__Prompt__.
Using the listing below, retype only the lines from the line with "Output a JSON" through the end, both ends included, and exclude the pictures.

__Provided entries__.

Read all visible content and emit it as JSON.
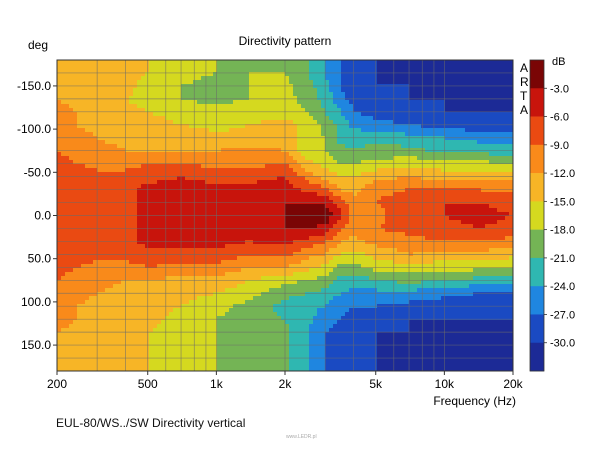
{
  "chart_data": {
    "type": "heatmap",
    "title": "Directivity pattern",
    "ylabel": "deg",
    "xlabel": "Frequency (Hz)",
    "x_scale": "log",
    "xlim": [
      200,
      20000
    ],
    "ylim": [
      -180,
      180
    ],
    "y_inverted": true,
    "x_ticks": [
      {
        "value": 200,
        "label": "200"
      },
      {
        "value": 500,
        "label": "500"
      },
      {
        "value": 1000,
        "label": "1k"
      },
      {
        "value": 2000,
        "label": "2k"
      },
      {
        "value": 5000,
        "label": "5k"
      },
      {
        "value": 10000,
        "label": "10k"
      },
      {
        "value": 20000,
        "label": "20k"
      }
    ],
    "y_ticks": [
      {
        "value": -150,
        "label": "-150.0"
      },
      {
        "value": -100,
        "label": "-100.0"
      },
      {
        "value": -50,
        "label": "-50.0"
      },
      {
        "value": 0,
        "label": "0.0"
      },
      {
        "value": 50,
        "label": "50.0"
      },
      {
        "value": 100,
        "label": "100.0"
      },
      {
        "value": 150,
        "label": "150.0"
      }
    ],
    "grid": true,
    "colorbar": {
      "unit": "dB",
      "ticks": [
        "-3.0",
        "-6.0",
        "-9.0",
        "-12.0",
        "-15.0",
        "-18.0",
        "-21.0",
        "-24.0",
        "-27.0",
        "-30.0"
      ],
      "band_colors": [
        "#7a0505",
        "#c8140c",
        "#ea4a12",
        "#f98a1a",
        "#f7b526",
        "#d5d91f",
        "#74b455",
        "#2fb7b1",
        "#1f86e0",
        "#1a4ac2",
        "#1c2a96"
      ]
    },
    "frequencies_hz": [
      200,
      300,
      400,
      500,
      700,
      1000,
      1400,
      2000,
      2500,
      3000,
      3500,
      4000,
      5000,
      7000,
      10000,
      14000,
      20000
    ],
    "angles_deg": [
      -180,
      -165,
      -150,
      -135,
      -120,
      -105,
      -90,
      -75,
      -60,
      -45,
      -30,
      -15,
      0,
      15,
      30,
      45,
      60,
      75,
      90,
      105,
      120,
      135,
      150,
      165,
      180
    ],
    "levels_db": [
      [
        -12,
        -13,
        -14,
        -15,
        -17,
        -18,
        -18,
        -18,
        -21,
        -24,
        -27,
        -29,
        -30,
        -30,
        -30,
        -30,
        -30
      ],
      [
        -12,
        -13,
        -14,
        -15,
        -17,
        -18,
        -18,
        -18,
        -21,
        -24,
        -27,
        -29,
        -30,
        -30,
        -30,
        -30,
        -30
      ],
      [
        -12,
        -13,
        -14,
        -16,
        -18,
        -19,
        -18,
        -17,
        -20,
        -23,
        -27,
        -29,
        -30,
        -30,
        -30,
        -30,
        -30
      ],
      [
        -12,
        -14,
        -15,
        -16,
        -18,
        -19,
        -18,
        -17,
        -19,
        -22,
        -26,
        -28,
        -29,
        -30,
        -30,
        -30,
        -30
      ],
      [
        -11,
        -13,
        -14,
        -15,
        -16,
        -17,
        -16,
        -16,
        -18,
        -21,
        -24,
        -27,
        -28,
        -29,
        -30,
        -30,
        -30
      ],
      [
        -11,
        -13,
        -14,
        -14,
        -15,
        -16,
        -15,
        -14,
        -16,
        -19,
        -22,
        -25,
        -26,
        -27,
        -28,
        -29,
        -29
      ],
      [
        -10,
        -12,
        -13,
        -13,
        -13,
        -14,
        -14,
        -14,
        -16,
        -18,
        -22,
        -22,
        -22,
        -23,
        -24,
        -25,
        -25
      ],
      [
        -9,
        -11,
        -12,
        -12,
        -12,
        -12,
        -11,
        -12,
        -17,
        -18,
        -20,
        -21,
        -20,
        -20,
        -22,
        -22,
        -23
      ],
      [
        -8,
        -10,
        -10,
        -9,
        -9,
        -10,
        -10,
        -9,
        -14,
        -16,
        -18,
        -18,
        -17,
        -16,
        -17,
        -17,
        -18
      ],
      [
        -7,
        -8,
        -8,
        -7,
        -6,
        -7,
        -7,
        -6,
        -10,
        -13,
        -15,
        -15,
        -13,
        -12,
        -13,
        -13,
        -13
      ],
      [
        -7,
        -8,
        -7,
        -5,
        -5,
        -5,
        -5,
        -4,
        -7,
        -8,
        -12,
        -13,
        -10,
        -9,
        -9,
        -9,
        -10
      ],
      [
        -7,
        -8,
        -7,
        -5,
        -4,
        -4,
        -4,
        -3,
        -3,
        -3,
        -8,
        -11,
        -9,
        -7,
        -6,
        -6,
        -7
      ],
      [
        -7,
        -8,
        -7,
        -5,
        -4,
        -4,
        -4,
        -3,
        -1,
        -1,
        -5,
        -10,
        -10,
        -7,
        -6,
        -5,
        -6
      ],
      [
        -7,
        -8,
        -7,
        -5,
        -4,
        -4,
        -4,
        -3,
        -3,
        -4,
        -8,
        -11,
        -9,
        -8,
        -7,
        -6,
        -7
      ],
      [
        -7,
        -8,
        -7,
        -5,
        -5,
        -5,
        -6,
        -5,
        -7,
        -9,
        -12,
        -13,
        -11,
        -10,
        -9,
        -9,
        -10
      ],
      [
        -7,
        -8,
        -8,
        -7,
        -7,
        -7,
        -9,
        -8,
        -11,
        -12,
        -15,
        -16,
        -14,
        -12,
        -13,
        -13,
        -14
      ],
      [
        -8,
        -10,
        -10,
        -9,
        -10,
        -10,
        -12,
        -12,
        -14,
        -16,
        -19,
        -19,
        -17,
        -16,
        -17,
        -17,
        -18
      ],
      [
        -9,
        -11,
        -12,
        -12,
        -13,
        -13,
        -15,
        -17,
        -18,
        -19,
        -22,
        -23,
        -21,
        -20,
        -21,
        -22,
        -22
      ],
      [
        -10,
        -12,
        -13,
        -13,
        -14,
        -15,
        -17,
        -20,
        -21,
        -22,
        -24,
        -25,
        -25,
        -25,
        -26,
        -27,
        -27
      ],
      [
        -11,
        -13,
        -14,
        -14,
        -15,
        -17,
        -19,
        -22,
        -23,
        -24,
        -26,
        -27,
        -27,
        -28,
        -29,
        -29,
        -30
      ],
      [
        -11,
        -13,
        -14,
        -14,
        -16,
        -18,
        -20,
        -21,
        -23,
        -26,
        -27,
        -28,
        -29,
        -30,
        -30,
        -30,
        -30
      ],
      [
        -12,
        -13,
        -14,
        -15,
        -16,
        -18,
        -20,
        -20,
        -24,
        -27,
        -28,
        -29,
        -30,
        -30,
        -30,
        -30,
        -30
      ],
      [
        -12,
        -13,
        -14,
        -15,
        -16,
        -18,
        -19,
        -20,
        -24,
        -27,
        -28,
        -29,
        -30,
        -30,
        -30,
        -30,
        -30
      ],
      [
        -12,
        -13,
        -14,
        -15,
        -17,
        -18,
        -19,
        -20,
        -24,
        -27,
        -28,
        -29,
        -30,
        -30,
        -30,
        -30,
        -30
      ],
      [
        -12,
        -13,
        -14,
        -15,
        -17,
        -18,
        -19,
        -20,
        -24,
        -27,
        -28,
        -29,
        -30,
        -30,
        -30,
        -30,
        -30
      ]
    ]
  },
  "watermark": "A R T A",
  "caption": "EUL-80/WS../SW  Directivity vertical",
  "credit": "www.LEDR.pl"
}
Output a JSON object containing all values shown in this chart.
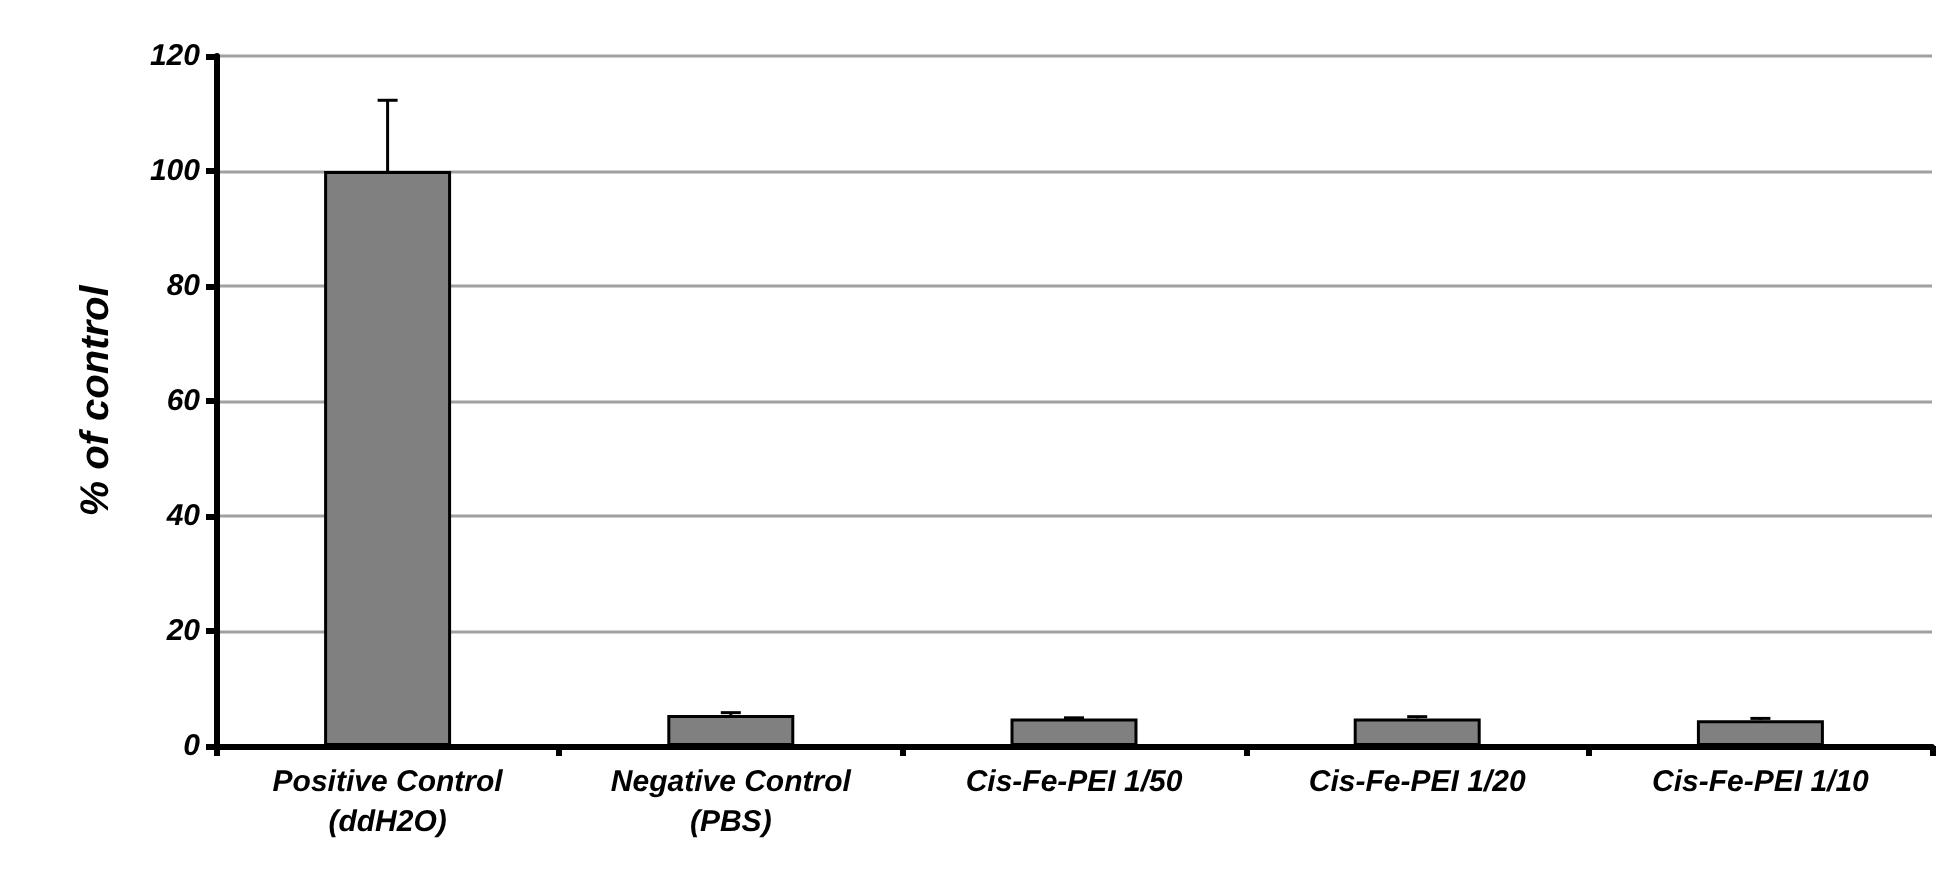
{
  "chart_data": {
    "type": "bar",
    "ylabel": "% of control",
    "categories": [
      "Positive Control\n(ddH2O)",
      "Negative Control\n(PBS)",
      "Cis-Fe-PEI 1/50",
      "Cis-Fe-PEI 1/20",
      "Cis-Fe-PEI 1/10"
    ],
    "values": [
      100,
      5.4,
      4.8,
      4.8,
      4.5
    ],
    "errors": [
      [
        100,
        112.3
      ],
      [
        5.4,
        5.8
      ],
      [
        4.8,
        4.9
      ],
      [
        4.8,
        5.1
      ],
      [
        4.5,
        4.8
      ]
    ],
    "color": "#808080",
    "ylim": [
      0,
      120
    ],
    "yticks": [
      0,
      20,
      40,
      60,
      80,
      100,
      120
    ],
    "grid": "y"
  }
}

__Exercise result__.
Output a JSON object containing all values shown in this chart.
{
  "chart_data": {
    "type": "bar",
    "ylabel": "% of control",
    "categories": [
      "Positive Control\n(ddH2O)",
      "Negative Control\n(PBS)",
      "Cis-Fe-PEI 1/50",
      "Cis-Fe-PEI 1/20",
      "Cis-Fe-PEI 1/10"
    ],
    "values": [
      100,
      5.4,
      4.8,
      4.8,
      4.5
    ],
    "errors": [
      [
        100,
        112.3
      ],
      [
        5.4,
        5.8
      ],
      [
        4.8,
        4.9
      ],
      [
        4.8,
        5.1
      ],
      [
        4.5,
        4.8
      ]
    ],
    "color": "#808080",
    "ylim": [
      0,
      120
    ],
    "yticks": [
      0,
      20,
      40,
      60,
      80,
      100,
      120
    ],
    "grid": "y"
  }
}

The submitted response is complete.